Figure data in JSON
--- start ---
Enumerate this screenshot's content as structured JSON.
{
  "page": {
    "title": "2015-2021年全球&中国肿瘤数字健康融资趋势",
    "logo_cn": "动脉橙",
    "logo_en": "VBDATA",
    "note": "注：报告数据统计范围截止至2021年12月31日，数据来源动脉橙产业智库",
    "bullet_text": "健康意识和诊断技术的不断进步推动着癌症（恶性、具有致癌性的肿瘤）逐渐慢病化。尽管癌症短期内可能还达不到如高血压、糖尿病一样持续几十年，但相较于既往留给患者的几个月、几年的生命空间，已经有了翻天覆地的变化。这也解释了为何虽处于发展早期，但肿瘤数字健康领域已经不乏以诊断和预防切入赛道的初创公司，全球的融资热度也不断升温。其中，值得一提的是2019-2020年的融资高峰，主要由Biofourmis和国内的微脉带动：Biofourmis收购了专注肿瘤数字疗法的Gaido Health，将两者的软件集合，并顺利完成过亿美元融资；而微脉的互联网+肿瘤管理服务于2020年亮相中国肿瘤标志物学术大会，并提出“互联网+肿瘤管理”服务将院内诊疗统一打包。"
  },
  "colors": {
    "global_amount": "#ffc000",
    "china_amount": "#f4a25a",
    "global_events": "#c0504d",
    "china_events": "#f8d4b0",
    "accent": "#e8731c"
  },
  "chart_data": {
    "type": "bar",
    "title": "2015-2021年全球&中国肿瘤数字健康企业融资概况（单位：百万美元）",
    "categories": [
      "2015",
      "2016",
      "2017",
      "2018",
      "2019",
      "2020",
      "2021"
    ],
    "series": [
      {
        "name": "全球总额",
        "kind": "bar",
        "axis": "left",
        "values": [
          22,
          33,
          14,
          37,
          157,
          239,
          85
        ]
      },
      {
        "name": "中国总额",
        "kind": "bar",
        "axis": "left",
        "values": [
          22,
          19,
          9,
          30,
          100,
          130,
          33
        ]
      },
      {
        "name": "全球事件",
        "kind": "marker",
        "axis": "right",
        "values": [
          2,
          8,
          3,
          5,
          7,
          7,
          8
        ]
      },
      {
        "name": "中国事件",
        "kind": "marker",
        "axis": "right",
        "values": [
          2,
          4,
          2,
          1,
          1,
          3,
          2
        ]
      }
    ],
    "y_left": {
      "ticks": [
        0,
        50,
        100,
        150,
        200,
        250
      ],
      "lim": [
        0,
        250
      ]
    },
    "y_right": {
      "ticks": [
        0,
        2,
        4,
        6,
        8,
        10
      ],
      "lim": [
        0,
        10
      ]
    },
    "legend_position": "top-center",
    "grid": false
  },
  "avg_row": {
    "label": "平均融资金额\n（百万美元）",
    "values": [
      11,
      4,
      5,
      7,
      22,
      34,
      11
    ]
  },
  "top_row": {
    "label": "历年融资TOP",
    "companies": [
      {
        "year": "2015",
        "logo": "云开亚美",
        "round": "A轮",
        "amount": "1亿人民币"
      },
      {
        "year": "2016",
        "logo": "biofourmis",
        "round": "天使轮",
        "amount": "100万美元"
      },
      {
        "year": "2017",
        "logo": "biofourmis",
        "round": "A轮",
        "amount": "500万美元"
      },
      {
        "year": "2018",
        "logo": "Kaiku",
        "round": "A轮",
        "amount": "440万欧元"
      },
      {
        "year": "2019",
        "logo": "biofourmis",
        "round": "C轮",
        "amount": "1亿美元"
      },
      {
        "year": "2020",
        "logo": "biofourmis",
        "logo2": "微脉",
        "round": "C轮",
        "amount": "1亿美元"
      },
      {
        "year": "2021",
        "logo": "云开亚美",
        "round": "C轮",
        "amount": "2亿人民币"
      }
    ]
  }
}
--- end ---
_Exercise objective_. Retype each record exactly, leaving nothing out.

_Written answer_.
Enumerate this screenshot's content as structured JSON.
{
  "page": {
    "title": "2015-2021年全球&中国肿瘤数字健康融资趋势",
    "logo_cn": "动脉橙",
    "logo_en": "VBDATA",
    "note": "注：报告数据统计范围截止至2021年12月31日，数据来源动脉橙产业智库",
    "bullet_text": "健康意识和诊断技术的不断进步推动着癌症（恶性、具有致癌性的肿瘤）逐渐慢病化。尽管癌症短期内可能还达不到如高血压、糖尿病一样持续几十年，但相较于既往留给患者的几个月、几年的生命空间，已经有了翻天覆地的变化。这也解释了为何虽处于发展早期，但肿瘤数字健康领域已经不乏以诊断和预防切入赛道的初创公司，全球的融资热度也不断升温。其中，值得一提的是2019-2020年的融资高峰，主要由Biofourmis和国内的微脉带动：Biofourmis收购了专注肿瘤数字疗法的Gaido Health，将两者的软件集合，并顺利完成过亿美元融资；而微脉的互联网+肿瘤管理服务于2020年亮相中国肿瘤标志物学术大会，并提出“互联网+肿瘤管理”服务将院内诊疗统一打包。"
  },
  "colors": {
    "global_amount": "#ffc000",
    "china_amount": "#f4a25a",
    "global_events": "#c0504d",
    "china_events": "#f8d4b0",
    "accent": "#e8731c"
  },
  "chart_data": {
    "type": "bar",
    "title": "2015-2021年全球&中国肿瘤数字健康企业融资概况（单位：百万美元）",
    "categories": [
      "2015",
      "2016",
      "2017",
      "2018",
      "2019",
      "2020",
      "2021"
    ],
    "series": [
      {
        "name": "全球总额",
        "kind": "bar",
        "axis": "left",
        "values": [
          22,
          33,
          14,
          37,
          157,
          239,
          85
        ]
      },
      {
        "name": "中国总额",
        "kind": "bar",
        "axis": "left",
        "values": [
          22,
          19,
          9,
          30,
          100,
          130,
          33
        ]
      },
      {
        "name": "全球事件",
        "kind": "marker",
        "axis": "right",
        "values": [
          2,
          8,
          3,
          5,
          7,
          7,
          8
        ]
      },
      {
        "name": "中国事件",
        "kind": "marker",
        "axis": "right",
        "values": [
          2,
          4,
          2,
          1,
          1,
          3,
          2
        ]
      }
    ],
    "y_left": {
      "ticks": [
        0,
        50,
        100,
        150,
        200,
        250
      ],
      "lim": [
        0,
        250
      ]
    },
    "y_right": {
      "ticks": [
        0,
        2,
        4,
        6,
        8,
        10
      ],
      "lim": [
        0,
        10
      ]
    },
    "legend_position": "top-center",
    "grid": false
  },
  "avg_row": {
    "label": "平均融资金额\n（百万美元）",
    "values": [
      11,
      4,
      5,
      7,
      22,
      34,
      11
    ]
  },
  "top_row": {
    "label": "历年融资TOP",
    "companies": [
      {
        "year": "2015",
        "logo": "云开亚美",
        "round": "A轮",
        "amount": "1亿人民币"
      },
      {
        "year": "2016",
        "logo": "biofourmis",
        "round": "天使轮",
        "amount": "100万美元"
      },
      {
        "year": "2017",
        "logo": "biofourmis",
        "round": "A轮",
        "amount": "500万美元"
      },
      {
        "year": "2018",
        "logo": "Kaiku",
        "round": "A轮",
        "amount": "440万欧元"
      },
      {
        "year": "2019",
        "logo": "biofourmis",
        "round": "C轮",
        "amount": "1亿美元"
      },
      {
        "year": "2020",
        "logo": "biofourmis",
        "logo2": "微脉",
        "round": "C轮",
        "amount": "1亿美元"
      },
      {
        "year": "2021",
        "logo": "云开亚美",
        "round": "C轮",
        "amount": "2亿人民币"
      }
    ]
  }
}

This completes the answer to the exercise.